> [LISTED RECORDS]
++++++++++
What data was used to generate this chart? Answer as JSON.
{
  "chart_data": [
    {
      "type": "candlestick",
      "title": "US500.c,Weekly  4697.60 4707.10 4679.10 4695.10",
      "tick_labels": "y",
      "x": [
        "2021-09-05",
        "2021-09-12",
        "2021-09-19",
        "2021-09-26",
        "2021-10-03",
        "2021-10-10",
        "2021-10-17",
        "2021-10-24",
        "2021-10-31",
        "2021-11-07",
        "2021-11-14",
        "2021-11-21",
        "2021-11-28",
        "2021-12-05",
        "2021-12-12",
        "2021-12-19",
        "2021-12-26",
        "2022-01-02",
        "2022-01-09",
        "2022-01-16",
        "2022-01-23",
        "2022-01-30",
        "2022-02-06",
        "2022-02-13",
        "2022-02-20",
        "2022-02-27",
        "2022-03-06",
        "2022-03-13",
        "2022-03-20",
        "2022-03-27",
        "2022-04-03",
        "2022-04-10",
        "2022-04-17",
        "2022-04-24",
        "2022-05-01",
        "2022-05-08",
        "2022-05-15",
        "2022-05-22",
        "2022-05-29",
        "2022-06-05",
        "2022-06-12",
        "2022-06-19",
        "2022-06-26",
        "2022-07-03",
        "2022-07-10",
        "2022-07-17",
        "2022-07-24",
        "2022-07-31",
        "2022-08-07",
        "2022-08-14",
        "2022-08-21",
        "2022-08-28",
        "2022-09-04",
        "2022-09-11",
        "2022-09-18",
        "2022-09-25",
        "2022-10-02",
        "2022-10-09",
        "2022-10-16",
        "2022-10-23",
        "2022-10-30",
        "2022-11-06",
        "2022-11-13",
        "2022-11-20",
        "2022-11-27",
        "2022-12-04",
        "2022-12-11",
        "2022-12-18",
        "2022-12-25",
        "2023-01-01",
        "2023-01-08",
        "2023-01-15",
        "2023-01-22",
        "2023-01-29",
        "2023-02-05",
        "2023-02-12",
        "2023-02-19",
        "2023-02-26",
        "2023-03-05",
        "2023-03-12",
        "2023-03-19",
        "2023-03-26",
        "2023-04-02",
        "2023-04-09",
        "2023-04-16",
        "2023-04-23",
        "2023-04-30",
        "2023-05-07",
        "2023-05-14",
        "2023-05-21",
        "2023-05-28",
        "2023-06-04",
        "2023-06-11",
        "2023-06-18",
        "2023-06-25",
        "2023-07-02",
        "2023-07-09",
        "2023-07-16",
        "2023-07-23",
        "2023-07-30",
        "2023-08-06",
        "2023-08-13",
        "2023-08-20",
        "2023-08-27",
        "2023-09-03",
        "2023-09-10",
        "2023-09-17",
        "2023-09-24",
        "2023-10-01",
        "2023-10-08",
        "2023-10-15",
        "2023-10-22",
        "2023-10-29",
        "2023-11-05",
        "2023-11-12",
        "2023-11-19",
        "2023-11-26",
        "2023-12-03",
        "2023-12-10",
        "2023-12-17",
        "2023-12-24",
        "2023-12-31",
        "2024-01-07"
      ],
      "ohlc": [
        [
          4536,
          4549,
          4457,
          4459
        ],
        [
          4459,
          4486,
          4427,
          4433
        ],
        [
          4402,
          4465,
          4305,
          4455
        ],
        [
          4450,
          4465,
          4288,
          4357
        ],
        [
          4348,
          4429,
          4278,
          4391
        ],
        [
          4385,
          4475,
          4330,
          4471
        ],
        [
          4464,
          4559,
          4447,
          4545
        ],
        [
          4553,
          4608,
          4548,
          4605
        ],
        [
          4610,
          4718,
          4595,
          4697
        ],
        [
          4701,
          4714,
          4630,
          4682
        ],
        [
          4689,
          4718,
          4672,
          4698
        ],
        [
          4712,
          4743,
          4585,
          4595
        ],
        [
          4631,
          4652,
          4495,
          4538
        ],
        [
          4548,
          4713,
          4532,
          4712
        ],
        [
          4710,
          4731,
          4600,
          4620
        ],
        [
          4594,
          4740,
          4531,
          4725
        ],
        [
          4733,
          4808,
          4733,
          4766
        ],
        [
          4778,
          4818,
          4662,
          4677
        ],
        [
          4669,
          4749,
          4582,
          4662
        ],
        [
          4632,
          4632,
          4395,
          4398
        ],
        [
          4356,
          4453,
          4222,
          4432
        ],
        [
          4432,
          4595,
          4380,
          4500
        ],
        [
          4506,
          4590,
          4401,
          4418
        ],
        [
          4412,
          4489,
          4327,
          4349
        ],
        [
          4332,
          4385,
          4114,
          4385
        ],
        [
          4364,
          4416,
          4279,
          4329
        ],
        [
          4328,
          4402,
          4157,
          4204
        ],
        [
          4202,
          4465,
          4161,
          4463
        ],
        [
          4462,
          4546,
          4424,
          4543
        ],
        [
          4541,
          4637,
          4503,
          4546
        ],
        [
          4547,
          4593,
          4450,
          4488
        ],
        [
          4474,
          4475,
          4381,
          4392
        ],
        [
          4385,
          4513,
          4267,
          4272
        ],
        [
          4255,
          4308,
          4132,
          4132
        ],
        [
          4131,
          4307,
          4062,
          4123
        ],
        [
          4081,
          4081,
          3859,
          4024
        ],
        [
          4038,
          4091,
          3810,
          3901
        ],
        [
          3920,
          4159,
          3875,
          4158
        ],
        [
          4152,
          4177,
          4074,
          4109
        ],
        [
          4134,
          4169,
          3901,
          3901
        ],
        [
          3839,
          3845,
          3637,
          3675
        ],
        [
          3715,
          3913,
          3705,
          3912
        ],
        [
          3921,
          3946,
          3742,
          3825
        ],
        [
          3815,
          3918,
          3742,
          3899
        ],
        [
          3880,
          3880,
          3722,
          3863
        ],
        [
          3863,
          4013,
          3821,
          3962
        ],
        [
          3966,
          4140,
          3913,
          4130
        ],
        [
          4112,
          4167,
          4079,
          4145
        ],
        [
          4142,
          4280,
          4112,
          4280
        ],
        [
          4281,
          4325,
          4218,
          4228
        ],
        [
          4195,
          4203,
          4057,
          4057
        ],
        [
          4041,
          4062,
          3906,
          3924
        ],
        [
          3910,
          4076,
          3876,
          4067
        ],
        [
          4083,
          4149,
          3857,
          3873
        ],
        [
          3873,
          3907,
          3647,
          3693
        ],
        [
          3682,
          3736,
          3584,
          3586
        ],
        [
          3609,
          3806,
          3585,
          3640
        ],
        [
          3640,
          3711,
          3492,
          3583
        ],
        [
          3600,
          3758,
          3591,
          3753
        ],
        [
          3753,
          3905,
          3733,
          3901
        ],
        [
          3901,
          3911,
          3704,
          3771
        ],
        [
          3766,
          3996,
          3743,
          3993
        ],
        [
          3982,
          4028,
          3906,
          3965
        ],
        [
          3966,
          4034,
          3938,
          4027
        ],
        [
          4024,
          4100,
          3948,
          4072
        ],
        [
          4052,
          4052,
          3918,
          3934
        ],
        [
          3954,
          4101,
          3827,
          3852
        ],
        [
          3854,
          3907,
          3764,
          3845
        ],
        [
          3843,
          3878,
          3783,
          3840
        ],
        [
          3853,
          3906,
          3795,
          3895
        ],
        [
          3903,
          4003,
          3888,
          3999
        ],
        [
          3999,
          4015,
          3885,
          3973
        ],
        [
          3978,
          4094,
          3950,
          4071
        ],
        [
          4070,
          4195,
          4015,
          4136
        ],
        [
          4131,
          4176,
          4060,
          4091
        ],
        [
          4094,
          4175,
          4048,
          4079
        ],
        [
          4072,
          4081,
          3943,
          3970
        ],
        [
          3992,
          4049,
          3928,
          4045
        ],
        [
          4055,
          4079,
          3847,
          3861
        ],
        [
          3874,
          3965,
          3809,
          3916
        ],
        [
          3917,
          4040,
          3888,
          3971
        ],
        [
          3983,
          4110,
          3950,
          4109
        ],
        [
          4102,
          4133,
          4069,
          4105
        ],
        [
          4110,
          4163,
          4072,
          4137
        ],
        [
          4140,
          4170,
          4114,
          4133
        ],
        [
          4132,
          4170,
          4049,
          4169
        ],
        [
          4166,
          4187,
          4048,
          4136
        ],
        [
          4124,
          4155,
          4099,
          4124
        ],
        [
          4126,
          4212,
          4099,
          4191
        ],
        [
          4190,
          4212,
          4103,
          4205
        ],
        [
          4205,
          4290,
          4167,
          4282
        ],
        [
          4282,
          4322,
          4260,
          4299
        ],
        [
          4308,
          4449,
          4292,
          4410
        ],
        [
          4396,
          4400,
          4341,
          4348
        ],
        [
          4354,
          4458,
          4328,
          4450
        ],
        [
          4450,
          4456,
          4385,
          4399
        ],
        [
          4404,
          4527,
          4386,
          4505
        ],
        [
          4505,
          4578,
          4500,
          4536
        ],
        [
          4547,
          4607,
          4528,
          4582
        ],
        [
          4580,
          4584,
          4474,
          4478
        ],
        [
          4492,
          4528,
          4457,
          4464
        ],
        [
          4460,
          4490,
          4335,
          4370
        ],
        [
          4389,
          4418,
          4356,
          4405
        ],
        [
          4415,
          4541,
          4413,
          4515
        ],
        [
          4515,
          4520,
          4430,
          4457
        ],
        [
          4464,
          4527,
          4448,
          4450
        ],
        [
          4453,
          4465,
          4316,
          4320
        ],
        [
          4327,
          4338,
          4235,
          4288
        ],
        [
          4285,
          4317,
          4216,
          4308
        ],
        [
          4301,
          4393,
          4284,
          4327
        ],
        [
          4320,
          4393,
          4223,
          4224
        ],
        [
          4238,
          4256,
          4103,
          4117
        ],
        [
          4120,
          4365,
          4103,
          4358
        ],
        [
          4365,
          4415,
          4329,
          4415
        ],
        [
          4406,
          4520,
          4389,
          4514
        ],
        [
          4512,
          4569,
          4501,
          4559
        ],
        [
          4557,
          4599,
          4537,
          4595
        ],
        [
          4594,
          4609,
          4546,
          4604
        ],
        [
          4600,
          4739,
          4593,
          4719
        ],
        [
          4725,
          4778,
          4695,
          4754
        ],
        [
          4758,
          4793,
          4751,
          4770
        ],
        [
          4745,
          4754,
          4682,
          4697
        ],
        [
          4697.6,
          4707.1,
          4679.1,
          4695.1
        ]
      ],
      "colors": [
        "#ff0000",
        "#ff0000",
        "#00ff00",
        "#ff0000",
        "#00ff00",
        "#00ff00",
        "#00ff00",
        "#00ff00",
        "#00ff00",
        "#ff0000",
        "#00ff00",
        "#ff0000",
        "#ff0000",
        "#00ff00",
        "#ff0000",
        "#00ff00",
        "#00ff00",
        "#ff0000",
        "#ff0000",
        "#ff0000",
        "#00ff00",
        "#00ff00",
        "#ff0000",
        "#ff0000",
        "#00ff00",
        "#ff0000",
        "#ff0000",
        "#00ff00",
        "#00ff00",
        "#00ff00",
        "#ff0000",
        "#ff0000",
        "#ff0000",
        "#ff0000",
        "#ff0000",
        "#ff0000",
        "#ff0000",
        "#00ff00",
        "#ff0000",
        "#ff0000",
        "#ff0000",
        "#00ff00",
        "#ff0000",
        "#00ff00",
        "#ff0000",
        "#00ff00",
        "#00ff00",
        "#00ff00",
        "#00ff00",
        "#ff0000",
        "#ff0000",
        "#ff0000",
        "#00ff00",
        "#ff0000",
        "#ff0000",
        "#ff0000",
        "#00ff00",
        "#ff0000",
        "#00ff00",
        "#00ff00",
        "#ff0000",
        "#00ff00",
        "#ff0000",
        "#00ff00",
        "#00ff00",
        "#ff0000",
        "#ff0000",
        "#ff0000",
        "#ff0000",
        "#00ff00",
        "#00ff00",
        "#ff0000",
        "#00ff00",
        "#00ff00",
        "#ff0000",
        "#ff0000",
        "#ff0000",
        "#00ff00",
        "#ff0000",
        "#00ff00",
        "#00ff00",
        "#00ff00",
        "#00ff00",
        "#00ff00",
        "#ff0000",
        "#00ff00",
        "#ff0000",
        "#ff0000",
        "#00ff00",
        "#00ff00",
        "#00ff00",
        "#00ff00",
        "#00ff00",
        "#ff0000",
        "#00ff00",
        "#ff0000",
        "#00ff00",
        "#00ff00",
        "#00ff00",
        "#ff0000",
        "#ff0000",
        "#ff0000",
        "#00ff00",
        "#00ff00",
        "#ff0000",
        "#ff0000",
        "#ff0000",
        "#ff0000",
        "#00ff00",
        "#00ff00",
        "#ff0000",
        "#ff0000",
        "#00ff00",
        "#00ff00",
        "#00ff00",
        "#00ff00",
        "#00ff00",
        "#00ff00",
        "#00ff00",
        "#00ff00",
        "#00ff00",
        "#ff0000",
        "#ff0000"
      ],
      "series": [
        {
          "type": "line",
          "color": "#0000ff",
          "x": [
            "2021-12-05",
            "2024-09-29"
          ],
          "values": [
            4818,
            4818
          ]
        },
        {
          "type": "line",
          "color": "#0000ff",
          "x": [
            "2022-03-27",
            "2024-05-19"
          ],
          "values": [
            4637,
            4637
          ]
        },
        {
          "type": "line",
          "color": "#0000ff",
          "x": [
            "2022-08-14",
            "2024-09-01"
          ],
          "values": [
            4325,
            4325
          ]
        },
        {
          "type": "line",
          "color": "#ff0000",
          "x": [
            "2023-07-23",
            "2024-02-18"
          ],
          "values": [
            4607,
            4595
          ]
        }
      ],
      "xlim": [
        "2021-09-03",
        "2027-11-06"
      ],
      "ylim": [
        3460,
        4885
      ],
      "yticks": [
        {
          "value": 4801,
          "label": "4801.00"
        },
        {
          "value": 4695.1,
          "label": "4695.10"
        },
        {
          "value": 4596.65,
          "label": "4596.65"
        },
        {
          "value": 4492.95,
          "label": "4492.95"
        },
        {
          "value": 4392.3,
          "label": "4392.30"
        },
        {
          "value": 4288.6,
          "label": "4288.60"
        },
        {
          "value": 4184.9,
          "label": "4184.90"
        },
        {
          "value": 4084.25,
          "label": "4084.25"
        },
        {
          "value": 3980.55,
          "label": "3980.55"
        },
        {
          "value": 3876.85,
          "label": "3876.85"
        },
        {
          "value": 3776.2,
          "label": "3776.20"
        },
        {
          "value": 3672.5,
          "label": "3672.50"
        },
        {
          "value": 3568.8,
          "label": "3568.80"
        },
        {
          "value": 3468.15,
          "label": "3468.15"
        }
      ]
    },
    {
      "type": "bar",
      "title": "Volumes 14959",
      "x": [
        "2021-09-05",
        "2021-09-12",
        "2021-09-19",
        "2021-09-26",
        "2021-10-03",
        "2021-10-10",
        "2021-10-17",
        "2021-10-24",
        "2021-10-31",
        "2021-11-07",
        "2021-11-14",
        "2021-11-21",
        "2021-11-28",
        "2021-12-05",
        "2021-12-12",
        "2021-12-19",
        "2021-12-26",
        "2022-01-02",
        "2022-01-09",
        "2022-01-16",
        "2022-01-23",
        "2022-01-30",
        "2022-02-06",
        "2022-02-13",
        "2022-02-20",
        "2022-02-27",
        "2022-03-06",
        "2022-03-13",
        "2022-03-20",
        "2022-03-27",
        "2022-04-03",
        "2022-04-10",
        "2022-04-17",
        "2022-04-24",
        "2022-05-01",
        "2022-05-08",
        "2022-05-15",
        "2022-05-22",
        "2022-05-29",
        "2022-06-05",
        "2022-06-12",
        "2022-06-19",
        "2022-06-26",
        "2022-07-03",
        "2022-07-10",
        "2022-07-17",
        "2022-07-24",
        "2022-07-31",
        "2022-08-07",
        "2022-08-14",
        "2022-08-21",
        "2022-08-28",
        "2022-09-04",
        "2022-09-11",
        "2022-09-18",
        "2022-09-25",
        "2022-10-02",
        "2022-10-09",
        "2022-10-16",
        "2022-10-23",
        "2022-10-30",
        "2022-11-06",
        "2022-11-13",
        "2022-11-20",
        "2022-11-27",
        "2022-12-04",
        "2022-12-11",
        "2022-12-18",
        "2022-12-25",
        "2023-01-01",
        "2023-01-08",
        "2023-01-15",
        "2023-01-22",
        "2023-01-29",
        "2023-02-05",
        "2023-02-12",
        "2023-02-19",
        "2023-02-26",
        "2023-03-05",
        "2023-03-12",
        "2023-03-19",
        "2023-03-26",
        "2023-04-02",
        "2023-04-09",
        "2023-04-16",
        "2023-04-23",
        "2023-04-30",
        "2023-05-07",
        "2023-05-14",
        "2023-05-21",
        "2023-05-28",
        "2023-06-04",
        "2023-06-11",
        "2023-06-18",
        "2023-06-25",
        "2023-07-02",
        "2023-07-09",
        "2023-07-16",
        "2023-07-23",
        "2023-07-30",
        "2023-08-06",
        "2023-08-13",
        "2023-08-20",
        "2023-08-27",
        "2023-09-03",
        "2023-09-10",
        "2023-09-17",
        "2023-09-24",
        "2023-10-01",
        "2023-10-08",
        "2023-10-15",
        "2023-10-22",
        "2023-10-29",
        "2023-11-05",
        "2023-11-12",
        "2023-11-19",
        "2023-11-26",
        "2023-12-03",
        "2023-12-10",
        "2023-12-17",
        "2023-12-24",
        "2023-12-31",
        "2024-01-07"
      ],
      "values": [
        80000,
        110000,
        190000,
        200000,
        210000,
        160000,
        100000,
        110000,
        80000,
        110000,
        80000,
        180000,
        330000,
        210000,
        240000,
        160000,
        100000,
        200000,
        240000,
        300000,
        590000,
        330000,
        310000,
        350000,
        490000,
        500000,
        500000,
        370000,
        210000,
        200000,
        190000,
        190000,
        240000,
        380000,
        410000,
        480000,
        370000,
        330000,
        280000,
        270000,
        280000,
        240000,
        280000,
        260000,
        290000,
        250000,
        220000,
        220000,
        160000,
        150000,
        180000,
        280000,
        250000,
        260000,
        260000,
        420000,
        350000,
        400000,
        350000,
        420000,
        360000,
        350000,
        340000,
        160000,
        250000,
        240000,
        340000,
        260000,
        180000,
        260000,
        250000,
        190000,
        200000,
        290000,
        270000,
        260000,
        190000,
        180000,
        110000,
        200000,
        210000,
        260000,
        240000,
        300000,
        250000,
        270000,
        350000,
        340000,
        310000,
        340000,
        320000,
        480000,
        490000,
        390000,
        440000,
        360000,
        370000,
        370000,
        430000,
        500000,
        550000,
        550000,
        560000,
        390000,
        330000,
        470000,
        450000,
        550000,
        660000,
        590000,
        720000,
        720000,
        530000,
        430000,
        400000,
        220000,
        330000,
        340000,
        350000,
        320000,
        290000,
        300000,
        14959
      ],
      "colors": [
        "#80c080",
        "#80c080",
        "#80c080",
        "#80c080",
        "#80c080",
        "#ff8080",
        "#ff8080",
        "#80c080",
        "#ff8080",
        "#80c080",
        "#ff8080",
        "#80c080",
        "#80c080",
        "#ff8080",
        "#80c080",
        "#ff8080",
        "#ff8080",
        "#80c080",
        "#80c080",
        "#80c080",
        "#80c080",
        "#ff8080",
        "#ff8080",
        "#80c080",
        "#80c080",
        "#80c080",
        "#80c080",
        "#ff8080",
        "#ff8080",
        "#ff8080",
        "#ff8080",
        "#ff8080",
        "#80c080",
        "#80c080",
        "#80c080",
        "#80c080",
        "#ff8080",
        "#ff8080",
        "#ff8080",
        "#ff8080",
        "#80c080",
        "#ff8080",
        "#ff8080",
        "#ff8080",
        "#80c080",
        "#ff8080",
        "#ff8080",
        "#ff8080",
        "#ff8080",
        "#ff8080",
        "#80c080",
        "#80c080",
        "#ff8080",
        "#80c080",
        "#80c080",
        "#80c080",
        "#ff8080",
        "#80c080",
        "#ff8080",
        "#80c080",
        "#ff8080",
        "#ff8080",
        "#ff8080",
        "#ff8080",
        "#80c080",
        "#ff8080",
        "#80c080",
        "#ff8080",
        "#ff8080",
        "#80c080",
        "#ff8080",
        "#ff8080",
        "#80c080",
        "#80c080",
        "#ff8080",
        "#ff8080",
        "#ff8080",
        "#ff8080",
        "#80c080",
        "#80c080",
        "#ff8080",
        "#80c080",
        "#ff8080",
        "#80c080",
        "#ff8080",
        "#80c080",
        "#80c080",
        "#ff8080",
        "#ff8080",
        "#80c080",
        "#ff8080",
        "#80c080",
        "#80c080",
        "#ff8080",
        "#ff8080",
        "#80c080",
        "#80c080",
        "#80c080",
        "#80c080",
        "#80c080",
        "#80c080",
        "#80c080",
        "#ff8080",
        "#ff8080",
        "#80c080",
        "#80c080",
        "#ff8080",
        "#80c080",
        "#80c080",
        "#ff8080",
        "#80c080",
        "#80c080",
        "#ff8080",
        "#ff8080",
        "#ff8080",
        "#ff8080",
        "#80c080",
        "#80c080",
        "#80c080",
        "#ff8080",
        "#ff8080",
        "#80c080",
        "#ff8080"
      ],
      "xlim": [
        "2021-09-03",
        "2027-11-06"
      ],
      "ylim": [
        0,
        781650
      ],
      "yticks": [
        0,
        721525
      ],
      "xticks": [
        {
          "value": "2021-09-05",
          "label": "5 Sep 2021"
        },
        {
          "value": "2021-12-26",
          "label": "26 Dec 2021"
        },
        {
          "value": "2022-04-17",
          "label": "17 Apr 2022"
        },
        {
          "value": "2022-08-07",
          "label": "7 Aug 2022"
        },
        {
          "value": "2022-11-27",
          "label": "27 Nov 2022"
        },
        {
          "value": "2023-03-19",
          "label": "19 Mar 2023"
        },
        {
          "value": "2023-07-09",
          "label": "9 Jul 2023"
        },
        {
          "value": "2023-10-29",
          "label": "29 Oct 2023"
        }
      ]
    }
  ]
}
++++++++++
> [WRITTEN PROBLEM]
Collect each line above holding the string "title".

> [WRITTEN SOLUTION]
      "title": "US500.c,Weekly  4697.60 4707.10 4679.10 4695.10",
      "title": "Volumes 14959",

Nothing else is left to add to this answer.